WRITTEN EXERCISE »
Identify all lines below that hold "Dispersion" and collect them.

──────────────────────────────

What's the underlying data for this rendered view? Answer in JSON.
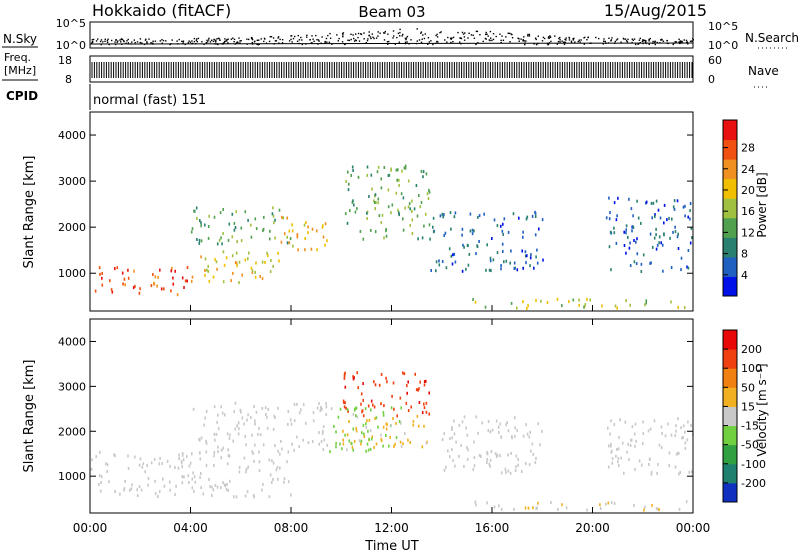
{
  "header": {
    "station": "Hokkaido (fitACF)",
    "beam": "Beam 03",
    "date": "15/Aug/2015"
  },
  "side_labels": {
    "nsky": "N.Sky",
    "freq_line1": "Freq.",
    "freq_line2": "[MHz]",
    "cpid": "CPID",
    "nsearch": "N.Search",
    "nave": "Nave"
  },
  "cpid_text": "normal (fast) 151",
  "noise_panel": {
    "left_ticks": [
      "10^5",
      "10^0"
    ],
    "right_ticks": [
      "10^5",
      "10^0"
    ]
  },
  "freq_panel": {
    "left_ticks": [
      "18",
      "8"
    ],
    "right_ticks": [
      "60",
      "0"
    ]
  },
  "x_axis": {
    "label": "Time UT",
    "ticks": [
      "00:00",
      "04:00",
      "08:00",
      "12:00",
      "16:00",
      "20:00",
      "00:00"
    ]
  },
  "power_colorbar": {
    "label": "Power [dB]",
    "ticks": [
      "4",
      "8",
      "12",
      "16",
      "20",
      "24",
      "28"
    ],
    "colors": [
      "#0010e8",
      "#2060c0",
      "#2a8070",
      "#50a050",
      "#a0c040",
      "#f0c000",
      "#f09020",
      "#f05010",
      "#e81010"
    ]
  },
  "velocity_colorbar": {
    "label": "Velocity [m s⁻¹]",
    "ticks": [
      "200",
      "100",
      "50",
      "15",
      "-15",
      "-50",
      "-100",
      "-200"
    ],
    "colors": [
      "#1030c0",
      "#208070",
      "#30a040",
      "#70d040",
      "#c8c8c8",
      "#f0b020",
      "#f08010",
      "#f04010",
      "#e80808"
    ]
  },
  "chart_data": [
    {
      "type": "heatmap",
      "title": "Power",
      "xlabel": "",
      "ylabel": "Slant Range [km]",
      "x_range": [
        "00:00",
        "00:00"
      ],
      "ylim": [
        180,
        4500
      ],
      "y_ticks": [
        1000,
        2000,
        3000,
        4000
      ],
      "colorbar_label": "Power [dB]",
      "colorbar_range": [
        2,
        32
      ],
      "regions": [
        {
          "t_start": 0.0,
          "t_end": 4.0,
          "r_min": 500,
          "r_max": 1100,
          "value": 27
        },
        {
          "t_start": 4.0,
          "t_end": 7.5,
          "r_min": 750,
          "r_max": 1500,
          "value": 20
        },
        {
          "t_start": 4.0,
          "t_end": 8.0,
          "r_min": 1600,
          "r_max": 2400,
          "value": 14
        },
        {
          "t_start": 7.5,
          "t_end": 9.5,
          "r_min": 1400,
          "r_max": 2200,
          "value": 22
        },
        {
          "t_start": 10.0,
          "t_end": 13.5,
          "r_min": 1700,
          "r_max": 3300,
          "value": 14
        },
        {
          "t_start": 13.5,
          "t_end": 18.0,
          "r_min": 1000,
          "r_max": 2300,
          "value": 8
        },
        {
          "t_start": 20.5,
          "t_end": 24.0,
          "r_min": 1000,
          "r_max": 2600,
          "value": 8
        },
        {
          "t_start": 15.0,
          "t_end": 24.0,
          "r_min": 200,
          "r_max": 400,
          "value": 18
        }
      ]
    },
    {
      "type": "heatmap",
      "title": "Velocity",
      "xlabel": "Time UT",
      "ylabel": "Slant Range [km]",
      "x_range": [
        "00:00",
        "00:00"
      ],
      "ylim": [
        180,
        4500
      ],
      "y_ticks": [
        1000,
        2000,
        3000,
        4000
      ],
      "colorbar_label": "Velocity [m s⁻¹]",
      "colorbar_range": [
        -250,
        250
      ],
      "regions": [
        {
          "t_start": 0.0,
          "t_end": 8.0,
          "r_min": 500,
          "r_max": 1500,
          "value": 0
        },
        {
          "t_start": 4.0,
          "t_end": 9.5,
          "r_min": 1500,
          "r_max": 2600,
          "value": -5
        },
        {
          "t_start": 10.0,
          "t_end": 13.5,
          "r_min": 2300,
          "r_max": 3300,
          "value": 180
        },
        {
          "t_start": 10.0,
          "t_end": 13.5,
          "r_min": 1600,
          "r_max": 2300,
          "value": 40
        },
        {
          "t_start": 9.5,
          "t_end": 12.5,
          "r_min": 1500,
          "r_max": 2500,
          "value": -40
        },
        {
          "t_start": 14.0,
          "t_end": 18.0,
          "r_min": 1000,
          "r_max": 2300,
          "value": 5
        },
        {
          "t_start": 20.5,
          "t_end": 24.0,
          "r_min": 1000,
          "r_max": 2300,
          "value": -5
        },
        {
          "t_start": 15.0,
          "t_end": 24.0,
          "r_min": 200,
          "r_max": 400,
          "value": 20
        }
      ]
    }
  ]
}
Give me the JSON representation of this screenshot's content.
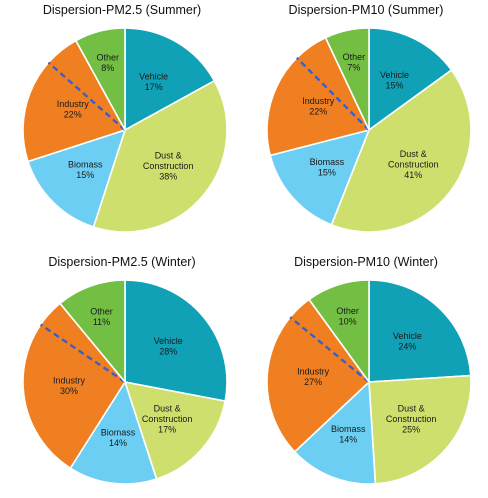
{
  "chart_data": [
    {
      "type": "pie",
      "title": "Dispersion-PM2.5 (Summer)",
      "slices": [
        {
          "label": "Vehicle",
          "label_lines": [
            "Vehicle"
          ],
          "value": 17,
          "pct": "17%",
          "color": "#10a1b7"
        },
        {
          "label": "Dust & Construction",
          "label_lines": [
            "Dust &",
            "Construction"
          ],
          "value": 38,
          "pct": "38%",
          "color": "#cfdf6e"
        },
        {
          "label": "Biomass",
          "label_lines": [
            "Biomass"
          ],
          "value": 15,
          "pct": "15%",
          "color": "#6dcef3"
        },
        {
          "label": "Industry",
          "label_lines": [
            "Industry"
          ],
          "value": 22,
          "pct": "22%",
          "color": "#f07f22"
        },
        {
          "label": "Other",
          "label_lines": [
            "Other"
          ],
          "value": 8,
          "pct": "8%",
          "color": "#72bf44"
        }
      ],
      "dashed_split_in": "Industry",
      "dashed_split_fraction": 0.25,
      "dashed_color": "#3b5fc4"
    },
    {
      "type": "pie",
      "title": "Dispersion-PM10 (Summer)",
      "slices": [
        {
          "label": "Vehicle",
          "label_lines": [
            "Vehicle"
          ],
          "value": 15,
          "pct": "15%",
          "color": "#10a1b7"
        },
        {
          "label": "Dust & Construction",
          "label_lines": [
            "Dust &",
            "Construction"
          ],
          "value": 41,
          "pct": "41%",
          "color": "#cfdf6e"
        },
        {
          "label": "Biomass",
          "label_lines": [
            "Biomass"
          ],
          "value": 15,
          "pct": "15%",
          "color": "#6dcef3"
        },
        {
          "label": "Industry",
          "label_lines": [
            "Industry"
          ],
          "value": 22,
          "pct": "22%",
          "color": "#f07f22"
        },
        {
          "label": "Other",
          "label_lines": [
            "Other"
          ],
          "value": 7,
          "pct": "7%",
          "color": "#72bf44"
        }
      ],
      "dashed_split_in": "Industry",
      "dashed_split_fraction": 0.25,
      "dashed_color": "#3b5fc4"
    },
    {
      "type": "pie",
      "title": "Dispersion-PM2.5 (Winter)",
      "slices": [
        {
          "label": "Vehicle",
          "label_lines": [
            "Vehicle"
          ],
          "value": 28,
          "pct": "28%",
          "color": "#10a1b7"
        },
        {
          "label": "Dust & Construction",
          "label_lines": [
            "Dust &",
            "Construction"
          ],
          "value": 17,
          "pct": "17%",
          "color": "#cfdf6e"
        },
        {
          "label": "Biomass",
          "label_lines": [
            "Biomass"
          ],
          "value": 14,
          "pct": "14%",
          "color": "#6dcef3"
        },
        {
          "label": "Industry",
          "label_lines": [
            "Industry"
          ],
          "value": 30,
          "pct": "30%",
          "color": "#f07f22"
        },
        {
          "label": "Other",
          "label_lines": [
            "Other"
          ],
          "value": 11,
          "pct": "11%",
          "color": "#72bf44"
        }
      ],
      "dashed_split_in": "Industry",
      "dashed_split_fraction": 0.15,
      "dashed_color": "#3b5fc4"
    },
    {
      "type": "pie",
      "title": "Dispersion-PM10 (Winter)",
      "slices": [
        {
          "label": "Vehicle",
          "label_lines": [
            "Vehicle"
          ],
          "value": 24,
          "pct": "24%",
          "color": "#10a1b7"
        },
        {
          "label": "Dust & Construction",
          "label_lines": [
            "Dust &",
            "Construction"
          ],
          "value": 25,
          "pct": "25%",
          "color": "#cfdf6e"
        },
        {
          "label": "Biomass",
          "label_lines": [
            "Biomass"
          ],
          "value": 14,
          "pct": "14%",
          "color": "#6dcef3"
        },
        {
          "label": "Industry",
          "label_lines": [
            "Industry"
          ],
          "value": 27,
          "pct": "27%",
          "color": "#f07f22"
        },
        {
          "label": "Other",
          "label_lines": [
            "Other"
          ],
          "value": 10,
          "pct": "10%",
          "color": "#72bf44"
        }
      ],
      "dashed_split_in": "Industry",
      "dashed_split_fraction": 0.15,
      "dashed_color": "#3b5fc4"
    }
  ]
}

──────────────────────────────

EXERCISE RESPONSE »
      "title": "Dispersion-PM2.5 (Summer)",
      "title": "Dispersion-PM10 (Summer)",
      "title": "Dispersion-PM2.5 (Winter)",
      "title": "Dispersion-PM10 (Winter)",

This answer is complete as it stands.